Data records
******

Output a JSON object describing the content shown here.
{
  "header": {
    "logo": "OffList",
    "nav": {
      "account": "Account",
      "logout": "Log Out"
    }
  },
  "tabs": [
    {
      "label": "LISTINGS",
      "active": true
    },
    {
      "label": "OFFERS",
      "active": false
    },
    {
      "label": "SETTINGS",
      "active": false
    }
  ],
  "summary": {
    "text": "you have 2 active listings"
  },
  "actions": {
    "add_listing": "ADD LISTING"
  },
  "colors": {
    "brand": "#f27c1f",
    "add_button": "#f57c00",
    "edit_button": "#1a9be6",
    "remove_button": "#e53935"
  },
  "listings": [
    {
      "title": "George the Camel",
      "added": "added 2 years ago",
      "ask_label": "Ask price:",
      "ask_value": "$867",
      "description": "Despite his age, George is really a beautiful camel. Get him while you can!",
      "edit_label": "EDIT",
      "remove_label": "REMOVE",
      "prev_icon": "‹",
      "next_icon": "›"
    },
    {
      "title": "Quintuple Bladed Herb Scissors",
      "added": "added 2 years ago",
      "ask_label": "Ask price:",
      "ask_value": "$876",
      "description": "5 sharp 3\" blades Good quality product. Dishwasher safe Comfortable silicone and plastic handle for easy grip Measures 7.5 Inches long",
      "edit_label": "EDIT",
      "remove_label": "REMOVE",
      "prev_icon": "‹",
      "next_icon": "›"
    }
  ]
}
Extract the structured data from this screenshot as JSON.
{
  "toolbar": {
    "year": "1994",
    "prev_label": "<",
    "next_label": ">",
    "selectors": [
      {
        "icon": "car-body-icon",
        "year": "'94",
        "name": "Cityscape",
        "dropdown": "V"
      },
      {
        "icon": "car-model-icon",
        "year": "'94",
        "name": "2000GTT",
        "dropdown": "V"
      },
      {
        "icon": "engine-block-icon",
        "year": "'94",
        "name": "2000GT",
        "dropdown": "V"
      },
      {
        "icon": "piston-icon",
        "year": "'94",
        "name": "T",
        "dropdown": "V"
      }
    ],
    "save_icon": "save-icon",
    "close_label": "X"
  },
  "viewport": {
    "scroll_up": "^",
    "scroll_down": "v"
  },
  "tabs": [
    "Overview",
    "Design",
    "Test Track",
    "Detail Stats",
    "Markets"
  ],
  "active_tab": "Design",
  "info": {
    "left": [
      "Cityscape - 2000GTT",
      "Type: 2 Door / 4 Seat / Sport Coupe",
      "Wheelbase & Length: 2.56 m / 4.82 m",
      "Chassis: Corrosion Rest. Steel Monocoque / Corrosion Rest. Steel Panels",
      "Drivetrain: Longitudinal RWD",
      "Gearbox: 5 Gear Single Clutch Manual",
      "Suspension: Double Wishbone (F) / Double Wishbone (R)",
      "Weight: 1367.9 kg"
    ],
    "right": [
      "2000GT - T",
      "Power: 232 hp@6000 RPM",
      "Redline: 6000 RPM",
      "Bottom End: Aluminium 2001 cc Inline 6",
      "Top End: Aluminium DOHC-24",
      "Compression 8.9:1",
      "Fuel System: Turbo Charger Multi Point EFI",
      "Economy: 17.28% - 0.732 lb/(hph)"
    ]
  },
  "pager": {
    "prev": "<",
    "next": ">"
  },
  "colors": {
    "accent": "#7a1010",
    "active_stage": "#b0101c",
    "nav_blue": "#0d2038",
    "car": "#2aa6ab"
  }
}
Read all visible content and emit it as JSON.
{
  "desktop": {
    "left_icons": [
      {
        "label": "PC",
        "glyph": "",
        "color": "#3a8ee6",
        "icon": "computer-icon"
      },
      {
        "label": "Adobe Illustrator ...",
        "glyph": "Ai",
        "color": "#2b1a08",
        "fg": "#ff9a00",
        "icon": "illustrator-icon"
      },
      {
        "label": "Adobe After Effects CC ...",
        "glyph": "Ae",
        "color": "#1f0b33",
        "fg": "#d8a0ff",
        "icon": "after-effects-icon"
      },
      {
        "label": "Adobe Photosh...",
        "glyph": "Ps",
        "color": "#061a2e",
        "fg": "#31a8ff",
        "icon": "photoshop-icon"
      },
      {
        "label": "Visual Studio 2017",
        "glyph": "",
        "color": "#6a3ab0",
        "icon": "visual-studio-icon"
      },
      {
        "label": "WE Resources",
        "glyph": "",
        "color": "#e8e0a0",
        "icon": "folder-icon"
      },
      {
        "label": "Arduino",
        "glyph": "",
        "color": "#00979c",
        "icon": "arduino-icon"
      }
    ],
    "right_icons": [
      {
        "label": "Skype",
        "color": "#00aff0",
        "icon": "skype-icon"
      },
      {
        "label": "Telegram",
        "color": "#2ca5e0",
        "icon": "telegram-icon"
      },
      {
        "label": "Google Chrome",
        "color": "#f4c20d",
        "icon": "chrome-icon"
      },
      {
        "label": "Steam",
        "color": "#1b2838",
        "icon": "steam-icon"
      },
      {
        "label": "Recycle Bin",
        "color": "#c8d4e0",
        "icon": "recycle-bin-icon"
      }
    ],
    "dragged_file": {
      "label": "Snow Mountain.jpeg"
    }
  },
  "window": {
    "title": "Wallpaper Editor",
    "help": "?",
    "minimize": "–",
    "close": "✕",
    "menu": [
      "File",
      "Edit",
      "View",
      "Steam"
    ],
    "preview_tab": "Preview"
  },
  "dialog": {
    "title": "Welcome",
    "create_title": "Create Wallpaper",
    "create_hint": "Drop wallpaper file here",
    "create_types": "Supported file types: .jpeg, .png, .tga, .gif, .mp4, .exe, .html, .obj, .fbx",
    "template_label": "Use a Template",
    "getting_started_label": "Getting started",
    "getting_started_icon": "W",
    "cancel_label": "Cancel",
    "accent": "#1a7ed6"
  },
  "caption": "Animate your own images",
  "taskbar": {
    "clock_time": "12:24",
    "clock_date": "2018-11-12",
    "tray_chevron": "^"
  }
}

******

What this task involves | Take the records above and return them exactly as written.

Finished answer |
Output a JSON object describing the content shown here.
{
  "header": {
    "logo": "OffList",
    "nav": {
      "account": "Account",
      "logout": "Log Out"
    }
  },
  "tabs": [
    {
      "label": "LISTINGS",
      "active": true
    },
    {
      "label": "OFFERS",
      "active": false
    },
    {
      "label": "SETTINGS",
      "active": false
    }
  ],
  "summary": {
    "text": "you have 2 active listings"
  },
  "actions": {
    "add_listing": "ADD LISTING"
  },
  "colors": {
    "brand": "#f27c1f",
    "add_button": "#f57c00",
    "edit_button": "#1a9be6",
    "remove_button": "#e53935"
  },
  "listings": [
    {
      "title": "George the Camel",
      "added": "added 2 years ago",
      "ask_label": "Ask price:",
      "ask_value": "$867",
      "description": "Despite his age, George is really a beautiful camel. Get him while you can!",
      "edit_label": "EDIT",
      "remove_label": "REMOVE",
      "prev_icon": "‹",
      "next_icon": "›"
    },
    {
      "title": "Quintuple Bladed Herb Scissors",
      "added": "added 2 years ago",
      "ask_label": "Ask price:",
      "ask_value": "$876",
      "description": "5 sharp 3\" blades Good quality product. Dishwasher safe Comfortable silicone and plastic handle for easy grip Measures 7.5 Inches long",
      "edit_label": "EDIT",
      "remove_label": "REMOVE",
      "prev_icon": "‹",
      "next_icon": "›"
    }
  ]
}
Extract the structured data from this screenshot as JSON.
{
  "toolbar": {
    "year": "1994",
    "prev_label": "<",
    "next_label": ">",
    "selectors": [
      {
        "icon": "car-body-icon",
        "year": "'94",
        "name": "Cityscape",
        "dropdown": "V"
      },
      {
        "icon": "car-model-icon",
        "year": "'94",
        "name": "2000GTT",
        "dropdown": "V"
      },
      {
        "icon": "engine-block-icon",
        "year": "'94",
        "name": "2000GT",
        "dropdown": "V"
      },
      {
        "icon": "piston-icon",
        "year": "'94",
        "name": "T",
        "dropdown": "V"
      }
    ],
    "save_icon": "save-icon",
    "close_label": "X"
  },
  "viewport": {
    "scroll_up": "^",
    "scroll_down": "v"
  },
  "tabs": [
    "Overview",
    "Design",
    "Test Track",
    "Detail Stats",
    "Markets"
  ],
  "active_tab": "Design",
  "info": {
    "left": [
      "Cityscape - 2000GTT",
      "Type: 2 Door / 4 Seat / Sport Coupe",
      "Wheelbase & Length: 2.56 m / 4.82 m",
      "Chassis: Corrosion Rest. Steel Monocoque / Corrosion Rest. Steel Panels",
      "Drivetrain: Longitudinal RWD",
      "Gearbox: 5 Gear Single Clutch Manual",
      "Suspension: Double Wishbone (F) / Double Wishbone (R)",
      "Weight: 1367.9 kg"
    ],
    "right": [
      "2000GT - T",
      "Power: 232 hp@6000 RPM",
      "Redline: 6000 RPM",
      "Bottom End: Aluminium 2001 cc Inline 6",
      "Top End: Aluminium DOHC-24",
      "Compression 8.9:1",
      "Fuel System: Turbo Charger Multi Point EFI",
      "Economy: 17.28% - 0.732 lb/(hph)"
    ]
  },
  "pager": {
    "prev": "<",
    "next": ">"
  },
  "colors": {
    "accent": "#7a1010",
    "active_stage": "#b0101c",
    "nav_blue": "#0d2038",
    "car": "#2aa6ab"
  }
}
Read all visible content and emit it as JSON.
{
  "desktop": {
    "left_icons": [
      {
        "label": "PC",
        "glyph": "",
        "color": "#3a8ee6",
        "icon": "computer-icon"
      },
      {
        "label": "Adobe Illustrator ...",
        "glyph": "Ai",
        "color": "#2b1a08",
        "fg": "#ff9a00",
        "icon": "illustrator-icon"
      },
      {
        "label": "Adobe After Effects CC ...",
        "glyph": "Ae",
        "color": "#1f0b33",
        "fg": "#d8a0ff",
        "icon": "after-effects-icon"
      },
      {
        "label": "Adobe Photosh...",
        "glyph": "Ps",
        "color": "#061a2e",
        "fg": "#31a8ff",
        "icon": "photoshop-icon"
      },
      {
        "label": "Visual Studio 2017",
        "glyph": "",
        "color": "#6a3ab0",
        "icon": "visual-studio-icon"
      },
      {
        "label": "WE Resources",
        "glyph": "",
        "color": "#e8e0a0",
        "icon": "folder-icon"
      },
      {
        "label": "Arduino",
        "glyph": "",
        "color": "#00979c",
        "icon": "arduino-icon"
      }
    ],
    "right_icons": [
      {
        "label": "Skype",
        "color": "#00aff0",
        "icon": "skype-icon"
      },
      {
        "label": "Telegram",
        "color": "#2ca5e0",
        "icon": "telegram-icon"
      },
      {
        "label": "Google Chrome",
        "color": "#f4c20d",
        "icon": "chrome-icon"
      },
      {
        "label": "Steam",
        "color": "#1b2838",
        "icon": "steam-icon"
      },
      {
        "label": "Recycle Bin",
        "color": "#c8d4e0",
        "icon": "recycle-bin-icon"
      }
    ],
    "dragged_file": {
      "label": "Snow Mountain.jpeg"
    }
  },
  "window": {
    "title": "Wallpaper Editor",
    "help": "?",
    "minimize": "–",
    "close": "✕",
    "menu": [
      "File",
      "Edit",
      "View",
      "Steam"
    ],
    "preview_tab": "Preview"
  },
  "dialog": {
    "title": "Welcome",
    "create_title": "Create Wallpaper",
    "create_hint": "Drop wallpaper file here",
    "create_types": "Supported file types: .jpeg, .png, .tga, .gif, .mp4, .exe, .html, .obj, .fbx",
    "template_label": "Use a Template",
    "getting_started_label": "Getting started",
    "getting_started_icon": "W",
    "cancel_label": "Cancel",
    "accent": "#1a7ed6"
  },
  "caption": "Animate your own images",
  "taskbar": {
    "clock_time": "12:24",
    "clock_date": "2018-11-12",
    "tray_chevron": "^"
  }
}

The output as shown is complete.